• What is asked:
The entire listing is to be repeated verbatim.

Stored records:
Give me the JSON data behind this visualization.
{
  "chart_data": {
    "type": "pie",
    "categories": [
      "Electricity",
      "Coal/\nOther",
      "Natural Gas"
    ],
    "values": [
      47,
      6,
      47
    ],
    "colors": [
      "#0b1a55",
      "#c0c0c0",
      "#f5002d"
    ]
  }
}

• Complete answer:
Give me the JSON data behind this visualization.
{
  "chart_data": {
    "type": "pie",
    "categories": [
      "Electricity",
      "Coal/\nOther",
      "Natural Gas"
    ],
    "values": [
      47,
      6,
      47
    ],
    "colors": [
      "#0b1a55",
      "#c0c0c0",
      "#f5002d"
    ]
  }
}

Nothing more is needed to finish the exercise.